Task to complete: Copy each line in which the string "grid" occurs.
>> BEGIN
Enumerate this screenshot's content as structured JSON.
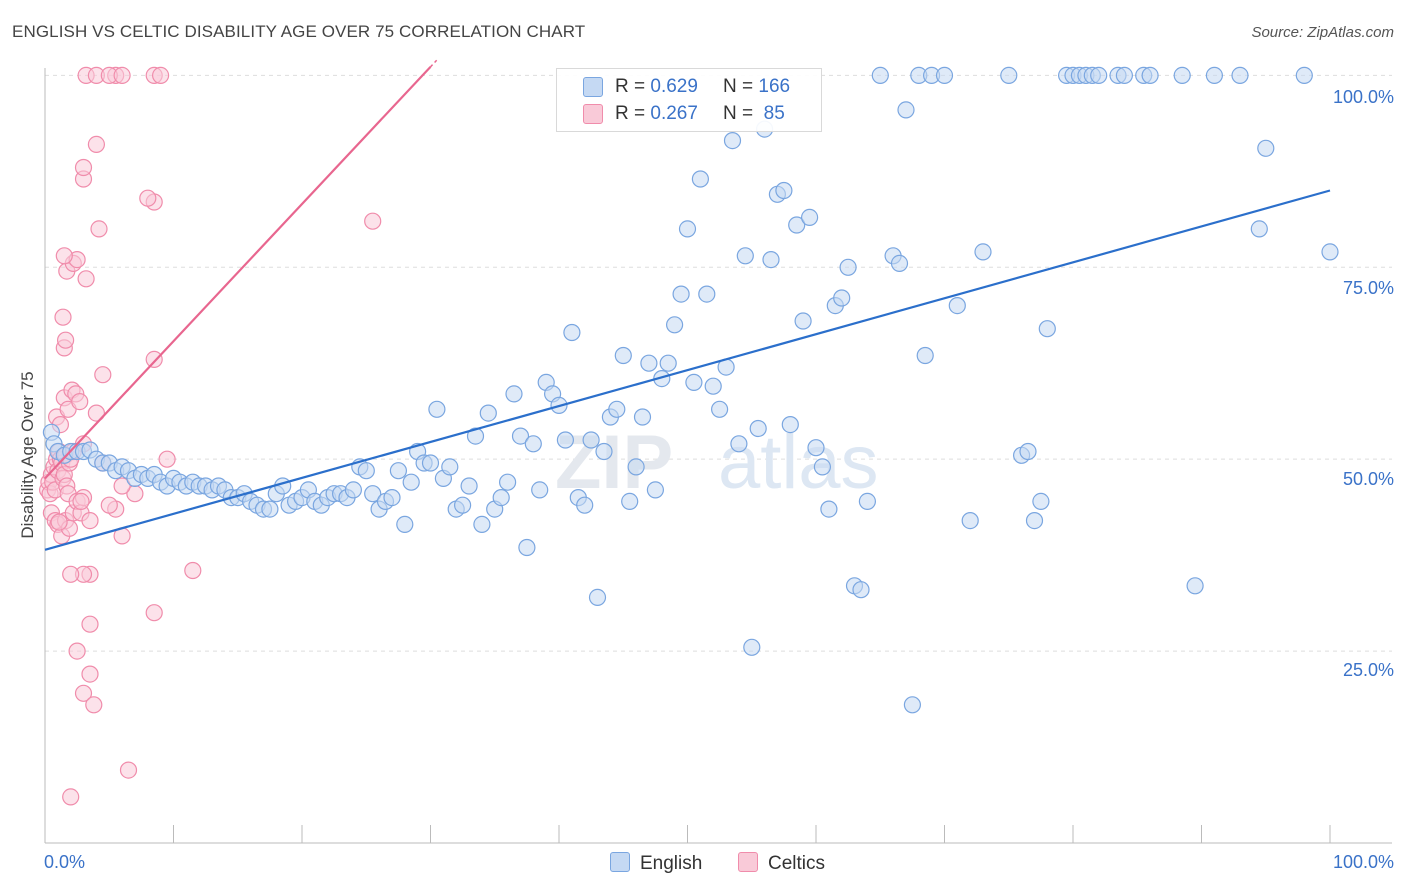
{
  "header": {
    "title": "ENGLISH VS CELTIC DISABILITY AGE OVER 75 CORRELATION CHART",
    "source": "Source: ZipAtlas.com"
  },
  "legend": {
    "english": {
      "r_label": "R =",
      "r_value": "0.629",
      "n_label": "N =",
      "n_value": "166"
    },
    "celtics": {
      "r_label": "R =",
      "r_value": "0.267",
      "n_label": "N =",
      "n_value": "85"
    }
  },
  "watermark": {
    "zip": "ZIP",
    "atlas": "atlas"
  },
  "colors": {
    "english": "#7aa6e0",
    "english_fill": "#c5d9f3",
    "english_line": "#2b6fcb",
    "celtics": "#f08cab",
    "celtics_fill": "#f9cad8",
    "celtics_line": "#e8668f",
    "tick_text": "#3a72c8",
    "grid": "#dddddd"
  },
  "chart_data": {
    "type": "scatter",
    "title": "ENGLISH VS CELTIC DISABILITY AGE OVER 75 CORRELATION CHART",
    "ylabel": "Disability Age Over 75",
    "xlabel": "",
    "xlim": [
      0,
      100
    ],
    "ylim": [
      0,
      102
    ],
    "x_ticks": [
      "0.0%",
      "100.0%"
    ],
    "y_ticks": [
      {
        "value": 25,
        "label": "25.0%"
      },
      {
        "value": 50,
        "label": "50.0%"
      },
      {
        "value": 75,
        "label": "75.0%"
      },
      {
        "value": 100,
        "label": "100.0%"
      }
    ],
    "grid": "horizontal dashed",
    "legend_position": "top-center",
    "series": [
      {
        "name": "English",
        "r": 0.629,
        "n": 166,
        "trendline": {
          "x": [
            0,
            100
          ],
          "y": [
            38.2,
            85.0
          ]
        },
        "points": [
          [
            0.5,
            53.5
          ],
          [
            0.7,
            52.0
          ],
          [
            1.0,
            51.0
          ],
          [
            1.5,
            50.5
          ],
          [
            2.0,
            51.0
          ],
          [
            2.5,
            51.0
          ],
          [
            3.0,
            51.0
          ],
          [
            3.5,
            51.2
          ],
          [
            4.0,
            50.0
          ],
          [
            4.5,
            49.5
          ],
          [
            5.0,
            49.5
          ],
          [
            5.5,
            48.5
          ],
          [
            6.0,
            49.0
          ],
          [
            6.5,
            48.5
          ],
          [
            7.0,
            47.5
          ],
          [
            7.5,
            48.0
          ],
          [
            8.0,
            47.5
          ],
          [
            8.5,
            48.0
          ],
          [
            9.0,
            47.0
          ],
          [
            9.5,
            46.5
          ],
          [
            10.0,
            47.5
          ],
          [
            10.5,
            47.0
          ],
          [
            11.0,
            46.5
          ],
          [
            11.5,
            47.0
          ],
          [
            12.0,
            46.5
          ],
          [
            12.5,
            46.5
          ],
          [
            13.0,
            46.0
          ],
          [
            13.5,
            46.5
          ],
          [
            14.0,
            46.0
          ],
          [
            14.5,
            45.0
          ],
          [
            15.0,
            45.0
          ],
          [
            15.5,
            45.5
          ],
          [
            16.0,
            44.5
          ],
          [
            16.5,
            44.0
          ],
          [
            17.0,
            43.5
          ],
          [
            17.5,
            43.5
          ],
          [
            18.0,
            45.5
          ],
          [
            18.5,
            46.5
          ],
          [
            19.0,
            44.0
          ],
          [
            19.5,
            44.5
          ],
          [
            20.0,
            45.0
          ],
          [
            20.5,
            46.0
          ],
          [
            21.0,
            44.5
          ],
          [
            21.5,
            44.0
          ],
          [
            22.0,
            45.0
          ],
          [
            22.5,
            45.5
          ],
          [
            23.0,
            45.5
          ],
          [
            23.5,
            45.0
          ],
          [
            24.0,
            46.0
          ],
          [
            24.5,
            49.0
          ],
          [
            25.0,
            48.5
          ],
          [
            25.5,
            45.5
          ],
          [
            26.0,
            43.5
          ],
          [
            26.5,
            44.5
          ],
          [
            27.0,
            45.0
          ],
          [
            27.5,
            48.5
          ],
          [
            28.0,
            41.5
          ],
          [
            28.5,
            47.0
          ],
          [
            29.0,
            51.0
          ],
          [
            29.5,
            49.5
          ],
          [
            30.0,
            49.5
          ],
          [
            30.5,
            56.5
          ],
          [
            31.0,
            47.5
          ],
          [
            31.5,
            49.0
          ],
          [
            32.0,
            43.5
          ],
          [
            32.5,
            44.0
          ],
          [
            33.0,
            46.5
          ],
          [
            33.5,
            53.0
          ],
          [
            34.0,
            41.5
          ],
          [
            34.5,
            56.0
          ],
          [
            35.0,
            43.5
          ],
          [
            35.5,
            45.0
          ],
          [
            36.0,
            47.0
          ],
          [
            36.5,
            58.5
          ],
          [
            37.0,
            53.0
          ],
          [
            37.5,
            38.5
          ],
          [
            38.0,
            52.0
          ],
          [
            38.5,
            46.0
          ],
          [
            39.0,
            60.0
          ],
          [
            39.5,
            58.5
          ],
          [
            40.0,
            57.0
          ],
          [
            40.5,
            52.5
          ],
          [
            41.0,
            66.5
          ],
          [
            41.5,
            45.0
          ],
          [
            42.0,
            44.0
          ],
          [
            42.5,
            52.5
          ],
          [
            43.0,
            32.0
          ],
          [
            43.5,
            51.0
          ],
          [
            44.0,
            55.5
          ],
          [
            44.5,
            56.5
          ],
          [
            45.0,
            63.5
          ],
          [
            45.5,
            44.5
          ],
          [
            46.0,
            49.0
          ],
          [
            46.5,
            55.5
          ],
          [
            47.0,
            62.5
          ],
          [
            47.5,
            46.0
          ],
          [
            48.0,
            60.5
          ],
          [
            48.5,
            62.5
          ],
          [
            49.0,
            67.5
          ],
          [
            49.5,
            71.5
          ],
          [
            50.0,
            80.0
          ],
          [
            50.5,
            60.0
          ],
          [
            51.0,
            86.5
          ],
          [
            51.5,
            71.5
          ],
          [
            52.0,
            59.5
          ],
          [
            52.5,
            56.5
          ],
          [
            53.0,
            62.0
          ],
          [
            53.5,
            91.5
          ],
          [
            54.0,
            52.0
          ],
          [
            54.5,
            76.5
          ],
          [
            55.0,
            25.5
          ],
          [
            55.5,
            54.0
          ],
          [
            56.0,
            93.0
          ],
          [
            56.5,
            76.0
          ],
          [
            57.0,
            84.5
          ],
          [
            57.5,
            85.0
          ],
          [
            58.0,
            54.5
          ],
          [
            58.5,
            80.5
          ],
          [
            59.0,
            68.0
          ],
          [
            59.5,
            81.5
          ],
          [
            60.0,
            51.5
          ],
          [
            60.5,
            49.0
          ],
          [
            61.0,
            43.5
          ],
          [
            61.5,
            70.0
          ],
          [
            62.0,
            71.0
          ],
          [
            62.5,
            75.0
          ],
          [
            63.0,
            33.5
          ],
          [
            63.5,
            33.0
          ],
          [
            64.0,
            44.5
          ],
          [
            65.0,
            100.0
          ],
          [
            66.0,
            76.5
          ],
          [
            66.5,
            75.5
          ],
          [
            67.0,
            95.5
          ],
          [
            67.5,
            18.0
          ],
          [
            68.0,
            100.0
          ],
          [
            68.5,
            63.5
          ],
          [
            69.0,
            100.0
          ],
          [
            70.0,
            100.0
          ],
          [
            71.0,
            70.0
          ],
          [
            72.0,
            42.0
          ],
          [
            73.0,
            77.0
          ],
          [
            75.0,
            100.0
          ],
          [
            76.0,
            50.5
          ],
          [
            76.5,
            51.0
          ],
          [
            77.0,
            42.0
          ],
          [
            77.5,
            44.5
          ],
          [
            78.0,
            67.0
          ],
          [
            79.5,
            100.0
          ],
          [
            80.0,
            100.0
          ],
          [
            80.5,
            100.0
          ],
          [
            81.0,
            100.0
          ],
          [
            81.5,
            100.0
          ],
          [
            82.0,
            100.0
          ],
          [
            83.5,
            100.0
          ],
          [
            84.0,
            100.0
          ],
          [
            85.5,
            100.0
          ],
          [
            86.0,
            100.0
          ],
          [
            88.5,
            100.0
          ],
          [
            89.5,
            33.5
          ],
          [
            91.0,
            100.0
          ],
          [
            93.0,
            100.0
          ],
          [
            94.5,
            80.0
          ],
          [
            95.0,
            90.5
          ],
          [
            98.0,
            100.0
          ],
          [
            100.0,
            77.0
          ]
        ]
      },
      {
        "name": "Celtics",
        "r": 0.267,
        "n": 85,
        "trendline": {
          "x": [
            0,
            30.5
          ],
          "y": [
            47.5,
            102.0
          ]
        },
        "points": [
          [
            0.2,
            46.0
          ],
          [
            0.3,
            47.0
          ],
          [
            0.4,
            45.5
          ],
          [
            0.5,
            48.0
          ],
          [
            0.6,
            47.0
          ],
          [
            0.7,
            49.0
          ],
          [
            0.8,
            46.0
          ],
          [
            0.9,
            50.0
          ],
          [
            1.0,
            48.5
          ],
          [
            1.1,
            51.0
          ],
          [
            1.2,
            50.0
          ],
          [
            1.3,
            49.5
          ],
          [
            1.4,
            47.5
          ],
          [
            1.5,
            48.0
          ],
          [
            1.6,
            50.5
          ],
          [
            1.7,
            46.5
          ],
          [
            1.8,
            45.5
          ],
          [
            1.9,
            49.5
          ],
          [
            2.0,
            50.0
          ],
          [
            2.2,
            51.0
          ],
          [
            0.5,
            43.0
          ],
          [
            0.8,
            42.0
          ],
          [
            1.0,
            41.5
          ],
          [
            1.3,
            40.0
          ],
          [
            1.6,
            42.0
          ],
          [
            1.9,
            41.0
          ],
          [
            2.2,
            43.0
          ],
          [
            2.5,
            44.5
          ],
          [
            2.8,
            43.0
          ],
          [
            3.0,
            45.0
          ],
          [
            0.9,
            55.5
          ],
          [
            1.2,
            54.5
          ],
          [
            1.5,
            58.0
          ],
          [
            1.8,
            56.5
          ],
          [
            2.1,
            59.0
          ],
          [
            2.4,
            58.5
          ],
          [
            2.7,
            57.5
          ],
          [
            3.0,
            52.0
          ],
          [
            4.0,
            56.0
          ],
          [
            4.5,
            61.0
          ],
          [
            1.5,
            64.5
          ],
          [
            1.6,
            65.5
          ],
          [
            1.4,
            68.5
          ],
          [
            1.7,
            74.5
          ],
          [
            2.2,
            75.5
          ],
          [
            2.5,
            76.0
          ],
          [
            3.2,
            73.5
          ],
          [
            1.5,
            76.5
          ],
          [
            4.2,
            80.0
          ],
          [
            8.5,
            83.5
          ],
          [
            3.0,
            86.5
          ],
          [
            3.0,
            88.0
          ],
          [
            4.0,
            91.0
          ],
          [
            8.0,
            84.0
          ],
          [
            25.5,
            81.0
          ],
          [
            8.5,
            63.0
          ],
          [
            9.5,
            50.0
          ],
          [
            3.5,
            35.0
          ],
          [
            3.0,
            35.0
          ],
          [
            2.0,
            35.0
          ],
          [
            2.5,
            25.0
          ],
          [
            3.5,
            28.5
          ],
          [
            3.5,
            22.0
          ],
          [
            3.0,
            19.5
          ],
          [
            3.8,
            18.0
          ],
          [
            2.0,
            6.0
          ],
          [
            6.5,
            9.5
          ],
          [
            8.5,
            30.0
          ],
          [
            11.5,
            35.5
          ],
          [
            6.0,
            40.0
          ],
          [
            3.2,
            100.0
          ],
          [
            4.0,
            100.0
          ],
          [
            5.5,
            100.0
          ],
          [
            5.0,
            100.0
          ],
          [
            6.0,
            100.0
          ],
          [
            8.5,
            100.0
          ],
          [
            9.0,
            100.0
          ],
          [
            5.5,
            43.5
          ],
          [
            7.0,
            45.5
          ],
          [
            4.5,
            49.5
          ],
          [
            6.0,
            46.5
          ],
          [
            3.5,
            42.0
          ],
          [
            5.0,
            44.0
          ],
          [
            2.8,
            44.5
          ],
          [
            1.1,
            41.8
          ]
        ]
      }
    ]
  }
}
>> END
Reply to the task:
    "grid": "#dddddd"
    "grid": "horizontal dashed",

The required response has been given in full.